• [SET PROBLEM]: Repeat every row below character for character, changing nothing.

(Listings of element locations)
= = =

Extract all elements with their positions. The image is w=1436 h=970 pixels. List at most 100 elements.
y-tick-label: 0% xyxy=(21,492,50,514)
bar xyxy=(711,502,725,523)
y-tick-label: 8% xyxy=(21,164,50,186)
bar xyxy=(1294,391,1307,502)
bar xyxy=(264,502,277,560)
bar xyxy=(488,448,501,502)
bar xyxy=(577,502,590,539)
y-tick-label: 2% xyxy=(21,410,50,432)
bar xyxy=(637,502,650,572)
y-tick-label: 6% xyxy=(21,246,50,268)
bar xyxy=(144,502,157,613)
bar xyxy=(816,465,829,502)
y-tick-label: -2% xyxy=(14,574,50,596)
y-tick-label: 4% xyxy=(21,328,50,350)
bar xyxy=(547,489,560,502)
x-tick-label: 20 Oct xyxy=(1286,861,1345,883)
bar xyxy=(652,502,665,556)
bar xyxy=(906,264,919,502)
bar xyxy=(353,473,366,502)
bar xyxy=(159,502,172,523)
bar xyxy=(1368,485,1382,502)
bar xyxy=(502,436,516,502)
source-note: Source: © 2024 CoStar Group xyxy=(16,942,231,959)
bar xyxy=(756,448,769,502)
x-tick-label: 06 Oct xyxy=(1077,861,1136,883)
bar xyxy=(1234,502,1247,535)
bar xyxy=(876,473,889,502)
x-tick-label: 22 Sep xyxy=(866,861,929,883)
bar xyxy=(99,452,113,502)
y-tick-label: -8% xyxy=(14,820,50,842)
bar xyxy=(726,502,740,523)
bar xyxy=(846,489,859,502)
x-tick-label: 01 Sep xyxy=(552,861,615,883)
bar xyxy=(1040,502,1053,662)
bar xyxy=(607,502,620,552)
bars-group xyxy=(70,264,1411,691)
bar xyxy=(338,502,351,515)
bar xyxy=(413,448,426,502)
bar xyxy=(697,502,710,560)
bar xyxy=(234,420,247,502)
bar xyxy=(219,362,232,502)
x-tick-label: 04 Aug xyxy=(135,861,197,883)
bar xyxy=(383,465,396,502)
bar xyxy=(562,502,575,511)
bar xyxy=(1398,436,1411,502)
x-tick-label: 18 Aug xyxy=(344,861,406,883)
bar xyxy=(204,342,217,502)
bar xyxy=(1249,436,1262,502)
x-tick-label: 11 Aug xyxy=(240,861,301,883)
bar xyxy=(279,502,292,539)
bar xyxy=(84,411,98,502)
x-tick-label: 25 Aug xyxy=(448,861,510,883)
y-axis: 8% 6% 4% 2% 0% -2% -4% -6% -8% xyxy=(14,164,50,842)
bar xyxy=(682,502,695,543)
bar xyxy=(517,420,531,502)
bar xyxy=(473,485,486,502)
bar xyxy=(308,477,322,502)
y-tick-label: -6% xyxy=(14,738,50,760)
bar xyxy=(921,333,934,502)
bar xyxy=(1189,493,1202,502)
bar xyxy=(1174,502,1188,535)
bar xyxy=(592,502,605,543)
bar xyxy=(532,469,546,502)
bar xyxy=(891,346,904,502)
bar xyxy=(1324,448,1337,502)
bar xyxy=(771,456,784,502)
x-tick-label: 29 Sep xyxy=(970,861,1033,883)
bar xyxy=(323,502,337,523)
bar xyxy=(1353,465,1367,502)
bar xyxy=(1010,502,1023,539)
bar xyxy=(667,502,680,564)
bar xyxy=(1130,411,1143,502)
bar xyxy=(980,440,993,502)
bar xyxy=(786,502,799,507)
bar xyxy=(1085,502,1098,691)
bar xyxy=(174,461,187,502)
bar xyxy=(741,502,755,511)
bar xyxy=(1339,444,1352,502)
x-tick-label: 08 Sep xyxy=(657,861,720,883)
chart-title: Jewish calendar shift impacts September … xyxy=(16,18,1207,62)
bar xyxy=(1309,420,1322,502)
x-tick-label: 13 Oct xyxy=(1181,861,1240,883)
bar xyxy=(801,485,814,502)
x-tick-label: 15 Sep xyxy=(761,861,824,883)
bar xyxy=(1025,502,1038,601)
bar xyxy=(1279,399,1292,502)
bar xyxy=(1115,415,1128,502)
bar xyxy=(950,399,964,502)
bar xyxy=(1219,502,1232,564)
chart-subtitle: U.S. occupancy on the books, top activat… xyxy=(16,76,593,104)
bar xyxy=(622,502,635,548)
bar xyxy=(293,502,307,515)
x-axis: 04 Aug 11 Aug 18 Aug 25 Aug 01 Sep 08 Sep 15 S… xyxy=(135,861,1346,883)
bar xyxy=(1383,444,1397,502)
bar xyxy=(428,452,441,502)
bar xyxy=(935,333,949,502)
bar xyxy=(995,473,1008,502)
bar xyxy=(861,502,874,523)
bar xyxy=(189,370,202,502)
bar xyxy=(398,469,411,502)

= = =

• [PROBLEM SOLUTION]:
Extract all elements with their positions. The image is w=1436 h=970 pixels. List at most 100 elements.
y-tick-label: 0% xyxy=(21,492,50,514)
bar xyxy=(711,502,725,523)
y-tick-label: 8% xyxy=(21,164,50,186)
bar xyxy=(1294,391,1307,502)
bar xyxy=(264,502,277,560)
bar xyxy=(488,448,501,502)
bar xyxy=(577,502,590,539)
y-tick-label: 2% xyxy=(21,410,50,432)
bar xyxy=(637,502,650,572)
y-tick-label: 6% xyxy=(21,246,50,268)
bar xyxy=(144,502,157,613)
bar xyxy=(816,465,829,502)
y-tick-label: -2% xyxy=(14,574,50,596)
y-tick-label: 4% xyxy=(21,328,50,350)
bar xyxy=(547,489,560,502)
x-tick-label: 20 Oct xyxy=(1286,861,1345,883)
bar xyxy=(652,502,665,556)
bar xyxy=(906,264,919,502)
bar xyxy=(353,473,366,502)
bar xyxy=(159,502,172,523)
bar xyxy=(1368,485,1382,502)
bar xyxy=(502,436,516,502)
source-note: Source: © 2024 CoStar Group xyxy=(16,942,231,959)
bar xyxy=(756,448,769,502)
x-tick-label: 06 Oct xyxy=(1077,861,1136,883)
bar xyxy=(1234,502,1247,535)
bar xyxy=(876,473,889,502)
x-tick-label: 22 Sep xyxy=(866,861,929,883)
bar xyxy=(99,452,113,502)
y-tick-label: -8% xyxy=(14,820,50,842)
bar xyxy=(726,502,740,523)
bar xyxy=(846,489,859,502)
x-tick-label: 01 Sep xyxy=(552,861,615,883)
bar xyxy=(1040,502,1053,662)
bar xyxy=(607,502,620,552)
bars-group xyxy=(70,264,1411,691)
bar xyxy=(338,502,351,515)
bar xyxy=(413,448,426,502)
bar xyxy=(697,502,710,560)
bar xyxy=(234,420,247,502)
bar xyxy=(219,362,232,502)
x-tick-label: 04 Aug xyxy=(135,861,197,883)
bar xyxy=(383,465,396,502)
bar xyxy=(562,502,575,511)
bar xyxy=(1398,436,1411,502)
x-tick-label: 18 Aug xyxy=(344,861,406,883)
bar xyxy=(204,342,217,502)
bar xyxy=(1249,436,1262,502)
x-tick-label: 11 Aug xyxy=(240,861,301,883)
bar xyxy=(279,502,292,539)
bar xyxy=(84,411,98,502)
x-tick-label: 25 Aug xyxy=(448,861,510,883)
y-axis: 8% 6% 4% 2% 0% -2% -4% -6% -8% xyxy=(14,164,50,842)
bar xyxy=(682,502,695,543)
bar xyxy=(517,420,531,502)
bar xyxy=(473,485,486,502)
bar xyxy=(308,477,322,502)
y-tick-label: -6% xyxy=(14,738,50,760)
bar xyxy=(921,333,934,502)
bar xyxy=(1189,493,1202,502)
bar xyxy=(1174,502,1188,535)
bar xyxy=(592,502,605,543)
bar xyxy=(532,469,546,502)
bar xyxy=(891,346,904,502)
bar xyxy=(1324,448,1337,502)
bar xyxy=(771,456,784,502)
x-tick-label: 29 Sep xyxy=(970,861,1033,883)
bar xyxy=(323,502,337,523)
bar xyxy=(1353,465,1367,502)
bar xyxy=(1010,502,1023,539)
bar xyxy=(667,502,680,564)
bar xyxy=(1130,411,1143,502)
bar xyxy=(980,440,993,502)
bar xyxy=(786,502,799,507)
bar xyxy=(1085,502,1098,691)
bar xyxy=(174,461,187,502)
bar xyxy=(741,502,755,511)
bar xyxy=(1339,444,1352,502)
x-tick-label: 08 Sep xyxy=(657,861,720,883)
chart-title: Jewish calendar shift impacts September … xyxy=(16,18,1207,62)
bar xyxy=(1309,420,1322,502)
x-tick-label: 13 Oct xyxy=(1181,861,1240,883)
bar xyxy=(801,485,814,502)
x-tick-label: 15 Sep xyxy=(761,861,824,883)
bar xyxy=(1025,502,1038,601)
bar xyxy=(1279,399,1292,502)
bar xyxy=(1115,415,1128,502)
bar xyxy=(950,399,964,502)
bar xyxy=(1219,502,1232,564)
chart-subtitle: U.S. occupancy on the books, top activat… xyxy=(16,76,593,104)
bar xyxy=(622,502,635,548)
bar xyxy=(293,502,307,515)
x-axis: 04 Aug 11 Aug 18 Aug 25 Aug 01 Sep 08 Sep 15 S… xyxy=(135,861,1346,883)
bar xyxy=(1383,444,1397,502)
bar xyxy=(428,452,441,502)
bar xyxy=(935,333,949,502)
bar xyxy=(995,473,1008,502)
bar xyxy=(861,502,874,523)
bar xyxy=(189,370,202,502)
bar xyxy=(398,469,411,502)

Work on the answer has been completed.